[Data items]
• • • • •

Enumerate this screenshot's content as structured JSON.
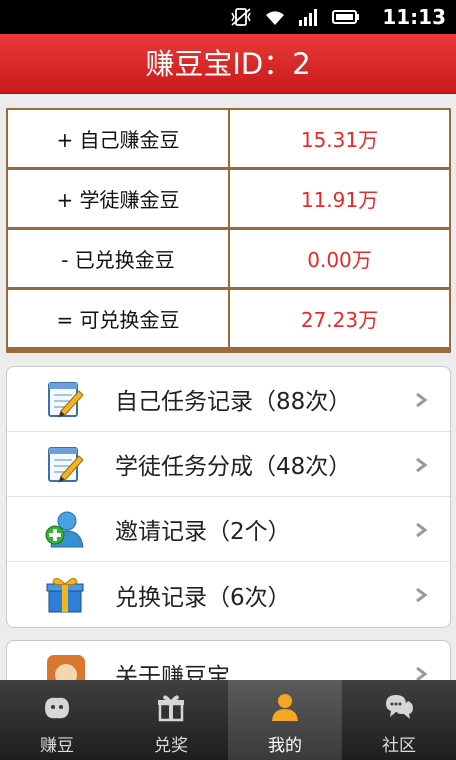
{
  "status_bar": {
    "time": "11:13"
  },
  "header": {
    "title": "赚豆宝ID：2"
  },
  "stats": [
    {
      "label": "+  自己赚金豆",
      "value": "15.31万"
    },
    {
      "label": "+  学徒赚金豆",
      "value": "11.91万"
    },
    {
      "label": "-  已兑换金豆",
      "value": "0.00万"
    },
    {
      "label": "=  可兑换金豆",
      "value": "27.23万"
    }
  ],
  "menu": [
    {
      "label": "自己任务记录（88次）",
      "icon": "notepad-pencil-icon"
    },
    {
      "label": "学徒任务分成（48次）",
      "icon": "notepad-pencil-icon"
    },
    {
      "label": "邀请记录（2个）",
      "icon": "add-user-icon"
    },
    {
      "label": "兑换记录（6次）",
      "icon": "gift-box-icon"
    }
  ],
  "menu2": [
    {
      "label": "关于赚豆宝",
      "icon": "app-logo-icon"
    }
  ],
  "tabs": [
    {
      "label": "赚豆",
      "icon": "bean-icon",
      "active": false
    },
    {
      "label": "兑奖",
      "icon": "gift-icon",
      "active": false
    },
    {
      "label": "我的",
      "icon": "user-icon",
      "active": true
    },
    {
      "label": "社区",
      "icon": "chat-icon",
      "active": false
    }
  ],
  "colors": {
    "header_red": "#d42626",
    "value_red": "#e8282a",
    "table_border": "#9a6a3e",
    "active_tab_icon": "#f5a623"
  }
}
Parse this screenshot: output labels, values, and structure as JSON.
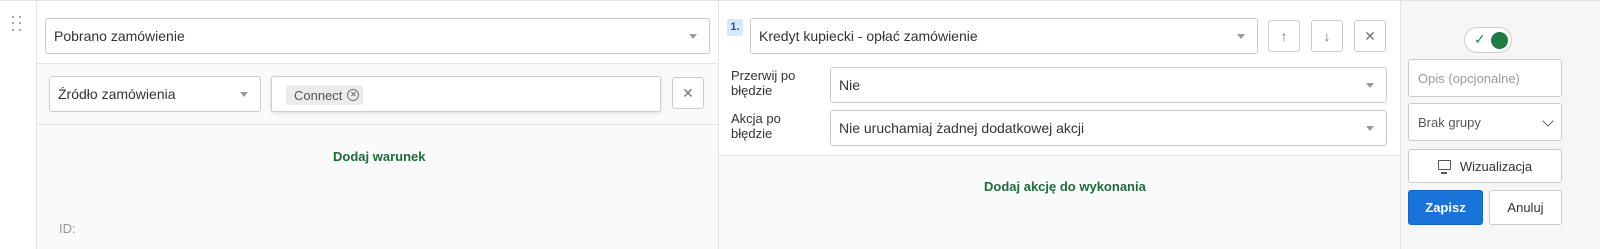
{
  "trigger": {
    "selected": "Pobrano zamówienie"
  },
  "condition": {
    "field_selected": "Źródło zamówienia",
    "tags": [
      "Connect"
    ],
    "remove_icon": "close-icon",
    "add_label": "Dodaj warunek",
    "id_label": "ID:"
  },
  "action": {
    "step_number": "1.",
    "selected": "Kredyt kupiecki - opłać zamówienie",
    "move_up_icon": "arrow-up-icon",
    "move_down_icon": "arrow-down-icon",
    "remove_icon": "close-icon",
    "break_on_error_label": "Przerwij po błędzie",
    "break_on_error_value": "Nie",
    "on_error_action_label": "Akcja po błędzie",
    "on_error_action_value": "Nie uruchamiaj żadnej dodatkowej akcji",
    "add_label": "Dodaj akcję do wykonania"
  },
  "side": {
    "toggle_on": true,
    "description_placeholder": "Opis (opcjonalne)",
    "group_selected": "Brak grupy",
    "visualize_label": "Wizualizacja",
    "save_label": "Zapisz",
    "cancel_label": "Anuluj"
  },
  "colors": {
    "accent_green": "#1e6b3a",
    "primary_blue": "#1a73d9",
    "step_badge_bg": "#d6e8f8"
  }
}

• • • • •

▶ **OBJECTIVE**: All of the data above should be quoted exactly, except for the pictures.

▶ **CORRECT ANSWER**:
Enumerate this screenshot's content as structured JSON.
{
  "status_bar": {
    "time": "11:13"
  },
  "header": {
    "title": "赚豆宝ID：2"
  },
  "stats": [
    {
      "label": "+  自己赚金豆",
      "value": "15.31万"
    },
    {
      "label": "+  学徒赚金豆",
      "value": "11.91万"
    },
    {
      "label": "-  已兑换金豆",
      "value": "0.00万"
    },
    {
      "label": "=  可兑换金豆",
      "value": "27.23万"
    }
  ],
  "menu": [
    {
      "label": "自己任务记录（88次）",
      "icon": "notepad-pencil-icon"
    },
    {
      "label": "学徒任务分成（48次）",
      "icon": "notepad-pencil-icon"
    },
    {
      "label": "邀请记录（2个）",
      "icon": "add-user-icon"
    },
    {
      "label": "兑换记录（6次）",
      "icon": "gift-box-icon"
    }
  ],
  "menu2": [
    {
      "label": "关于赚豆宝",
      "icon": "app-logo-icon"
    }
  ],
  "tabs": [
    {
      "label": "赚豆",
      "icon": "bean-icon",
      "active": false
    },
    {
      "label": "兑奖",
      "icon": "gift-icon",
      "active": false
    },
    {
      "label": "我的",
      "icon": "user-icon",
      "active": true
    },
    {
      "label": "社区",
      "icon": "chat-icon",
      "active": false
    }
  ],
  "colors": {
    "header_red": "#d42626",
    "value_red": "#e8282a",
    "table_border": "#9a6a3e",
    "active_tab_icon": "#f5a623"
  }
}
Parse this screenshot: output labels, values, and structure as JSON.
{
  "trigger": {
    "selected": "Pobrano zamówienie"
  },
  "condition": {
    "field_selected": "Źródło zamówienia",
    "tags": [
      "Connect"
    ],
    "remove_icon": "close-icon",
    "add_label": "Dodaj warunek",
    "id_label": "ID:"
  },
  "action": {
    "step_number": "1.",
    "selected": "Kredyt kupiecki - opłać zamówienie",
    "move_up_icon": "arrow-up-icon",
    "move_down_icon": "arrow-down-icon",
    "remove_icon": "close-icon",
    "break_on_error_label": "Przerwij po błędzie",
    "break_on_error_value": "Nie",
    "on_error_action_label": "Akcja po błędzie",
    "on_error_action_value": "Nie uruchamiaj żadnej dodatkowej akcji",
    "add_label": "Dodaj akcję do wykonania"
  },
  "side": {
    "toggle_on": true,
    "description_placeholder": "Opis (opcjonalne)",
    "group_selected": "Brak grupy",
    "visualize_label": "Wizualizacja",
    "save_label": "Zapisz",
    "cancel_label": "Anuluj"
  },
  "colors": {
    "accent_green": "#1e6b3a",
    "primary_blue": "#1a73d9",
    "step_badge_bg": "#d6e8f8"
  }
}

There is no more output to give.